PROVIDED DATA »
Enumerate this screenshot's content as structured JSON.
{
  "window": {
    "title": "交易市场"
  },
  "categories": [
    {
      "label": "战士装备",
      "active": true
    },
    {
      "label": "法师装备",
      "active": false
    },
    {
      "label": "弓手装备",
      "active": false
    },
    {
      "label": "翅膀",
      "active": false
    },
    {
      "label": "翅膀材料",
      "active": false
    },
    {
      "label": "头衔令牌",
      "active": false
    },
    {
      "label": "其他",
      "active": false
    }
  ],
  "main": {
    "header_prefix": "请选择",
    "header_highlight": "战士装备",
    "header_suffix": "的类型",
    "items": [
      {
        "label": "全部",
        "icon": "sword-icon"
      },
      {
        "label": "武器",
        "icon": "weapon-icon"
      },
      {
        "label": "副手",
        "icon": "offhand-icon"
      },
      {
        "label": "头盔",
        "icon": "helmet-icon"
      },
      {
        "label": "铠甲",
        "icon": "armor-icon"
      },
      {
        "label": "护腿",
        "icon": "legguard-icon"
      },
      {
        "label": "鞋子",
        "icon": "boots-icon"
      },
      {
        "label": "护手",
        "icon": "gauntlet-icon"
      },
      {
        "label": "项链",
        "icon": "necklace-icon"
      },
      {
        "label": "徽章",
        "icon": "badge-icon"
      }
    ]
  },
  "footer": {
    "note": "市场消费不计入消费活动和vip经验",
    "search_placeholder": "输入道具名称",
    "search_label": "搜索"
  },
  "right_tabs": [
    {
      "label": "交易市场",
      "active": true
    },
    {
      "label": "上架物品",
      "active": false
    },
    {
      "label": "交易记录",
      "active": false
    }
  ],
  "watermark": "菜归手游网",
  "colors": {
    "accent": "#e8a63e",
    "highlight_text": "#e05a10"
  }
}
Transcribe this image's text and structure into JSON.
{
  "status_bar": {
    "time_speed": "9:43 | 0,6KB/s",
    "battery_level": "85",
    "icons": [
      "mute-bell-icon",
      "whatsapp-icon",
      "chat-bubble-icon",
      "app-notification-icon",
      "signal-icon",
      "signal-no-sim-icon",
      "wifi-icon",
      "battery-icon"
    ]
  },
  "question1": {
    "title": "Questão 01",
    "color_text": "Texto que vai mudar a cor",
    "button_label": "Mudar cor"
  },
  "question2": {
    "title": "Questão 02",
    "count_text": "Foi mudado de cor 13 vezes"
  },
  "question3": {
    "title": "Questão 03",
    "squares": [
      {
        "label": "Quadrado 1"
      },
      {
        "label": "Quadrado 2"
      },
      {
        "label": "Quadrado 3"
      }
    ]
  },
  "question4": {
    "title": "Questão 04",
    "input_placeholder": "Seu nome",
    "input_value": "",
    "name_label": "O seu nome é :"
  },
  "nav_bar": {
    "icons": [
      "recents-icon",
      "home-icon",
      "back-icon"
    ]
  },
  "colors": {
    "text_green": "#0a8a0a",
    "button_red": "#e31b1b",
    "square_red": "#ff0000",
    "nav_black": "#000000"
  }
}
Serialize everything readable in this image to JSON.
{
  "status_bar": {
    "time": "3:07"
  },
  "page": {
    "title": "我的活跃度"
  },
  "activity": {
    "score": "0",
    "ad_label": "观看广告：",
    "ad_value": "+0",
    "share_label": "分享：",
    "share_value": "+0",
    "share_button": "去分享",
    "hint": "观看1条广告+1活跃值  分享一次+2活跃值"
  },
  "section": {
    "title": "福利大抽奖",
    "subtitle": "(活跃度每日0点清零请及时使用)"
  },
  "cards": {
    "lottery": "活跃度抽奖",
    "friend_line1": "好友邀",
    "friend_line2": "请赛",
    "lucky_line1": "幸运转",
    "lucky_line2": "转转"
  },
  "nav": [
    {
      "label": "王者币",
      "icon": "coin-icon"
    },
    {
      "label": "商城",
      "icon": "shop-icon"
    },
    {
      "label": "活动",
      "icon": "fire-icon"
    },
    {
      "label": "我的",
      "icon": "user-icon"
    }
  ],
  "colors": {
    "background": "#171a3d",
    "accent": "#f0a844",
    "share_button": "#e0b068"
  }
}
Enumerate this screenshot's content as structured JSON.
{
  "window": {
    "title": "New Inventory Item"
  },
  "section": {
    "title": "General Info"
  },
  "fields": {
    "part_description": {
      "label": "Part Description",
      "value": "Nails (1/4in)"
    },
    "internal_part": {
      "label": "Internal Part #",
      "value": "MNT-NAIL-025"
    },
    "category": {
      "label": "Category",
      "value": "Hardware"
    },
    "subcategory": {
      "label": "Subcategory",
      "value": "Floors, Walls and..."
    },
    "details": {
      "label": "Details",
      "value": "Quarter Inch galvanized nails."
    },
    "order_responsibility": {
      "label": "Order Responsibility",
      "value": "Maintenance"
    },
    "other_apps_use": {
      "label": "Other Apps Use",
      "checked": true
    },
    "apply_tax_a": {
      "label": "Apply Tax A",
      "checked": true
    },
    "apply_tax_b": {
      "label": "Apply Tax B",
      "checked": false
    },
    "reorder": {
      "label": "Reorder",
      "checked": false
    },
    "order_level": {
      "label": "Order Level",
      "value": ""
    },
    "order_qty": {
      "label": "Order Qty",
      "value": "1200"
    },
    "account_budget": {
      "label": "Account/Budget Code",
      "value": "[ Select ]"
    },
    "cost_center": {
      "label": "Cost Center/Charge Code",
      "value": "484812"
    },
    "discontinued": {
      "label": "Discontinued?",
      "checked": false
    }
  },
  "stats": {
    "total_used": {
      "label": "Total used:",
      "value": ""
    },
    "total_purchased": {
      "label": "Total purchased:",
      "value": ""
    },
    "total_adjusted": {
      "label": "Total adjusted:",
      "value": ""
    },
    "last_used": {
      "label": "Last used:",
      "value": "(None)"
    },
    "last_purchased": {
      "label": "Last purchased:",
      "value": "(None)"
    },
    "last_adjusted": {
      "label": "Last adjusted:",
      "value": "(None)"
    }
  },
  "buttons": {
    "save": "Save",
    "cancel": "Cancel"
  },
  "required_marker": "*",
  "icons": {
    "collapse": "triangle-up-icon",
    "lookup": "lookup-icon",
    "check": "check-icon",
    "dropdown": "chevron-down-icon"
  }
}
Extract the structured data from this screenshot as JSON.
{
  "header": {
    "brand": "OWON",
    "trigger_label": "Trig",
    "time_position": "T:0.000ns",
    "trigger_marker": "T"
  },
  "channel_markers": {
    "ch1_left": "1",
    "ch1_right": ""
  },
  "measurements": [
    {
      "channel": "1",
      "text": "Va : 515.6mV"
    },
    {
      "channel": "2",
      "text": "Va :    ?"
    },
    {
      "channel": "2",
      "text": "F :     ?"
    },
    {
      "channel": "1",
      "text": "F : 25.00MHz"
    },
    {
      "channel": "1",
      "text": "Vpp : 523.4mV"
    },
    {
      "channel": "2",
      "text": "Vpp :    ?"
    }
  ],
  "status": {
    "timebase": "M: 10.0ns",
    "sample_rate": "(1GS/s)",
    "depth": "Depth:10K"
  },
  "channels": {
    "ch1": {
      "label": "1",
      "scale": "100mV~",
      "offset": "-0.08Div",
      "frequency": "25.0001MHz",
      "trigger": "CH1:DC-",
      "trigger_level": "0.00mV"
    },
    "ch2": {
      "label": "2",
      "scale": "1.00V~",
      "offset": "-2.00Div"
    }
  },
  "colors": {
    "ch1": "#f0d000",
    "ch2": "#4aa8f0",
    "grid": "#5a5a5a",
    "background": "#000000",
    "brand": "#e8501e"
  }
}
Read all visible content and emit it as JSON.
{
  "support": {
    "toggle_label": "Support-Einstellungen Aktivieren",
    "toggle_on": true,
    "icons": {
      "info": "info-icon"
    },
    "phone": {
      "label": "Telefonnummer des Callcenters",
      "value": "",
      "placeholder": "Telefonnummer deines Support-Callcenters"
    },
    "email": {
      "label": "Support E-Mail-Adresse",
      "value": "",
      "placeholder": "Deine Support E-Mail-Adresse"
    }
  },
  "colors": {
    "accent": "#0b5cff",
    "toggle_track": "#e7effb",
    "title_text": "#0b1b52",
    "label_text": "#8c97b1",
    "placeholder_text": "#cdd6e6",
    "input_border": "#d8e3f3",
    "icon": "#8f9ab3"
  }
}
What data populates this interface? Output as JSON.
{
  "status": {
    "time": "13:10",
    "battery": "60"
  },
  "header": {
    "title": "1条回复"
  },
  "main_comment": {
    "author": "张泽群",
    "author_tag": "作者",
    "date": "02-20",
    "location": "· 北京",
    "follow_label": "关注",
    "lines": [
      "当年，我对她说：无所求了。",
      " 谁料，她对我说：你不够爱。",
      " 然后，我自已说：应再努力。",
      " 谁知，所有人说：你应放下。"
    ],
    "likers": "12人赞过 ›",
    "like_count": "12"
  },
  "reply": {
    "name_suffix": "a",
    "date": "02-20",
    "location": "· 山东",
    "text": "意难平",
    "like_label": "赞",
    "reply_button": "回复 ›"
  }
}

WORK TO DO » Return each line among the entries that holds the word "Callcenters".

EXPECTED OUTPUT »
      "label": "Telefonnummer des Callcenters",
      "placeholder": "Telefonnummer deines Support-Callcenters"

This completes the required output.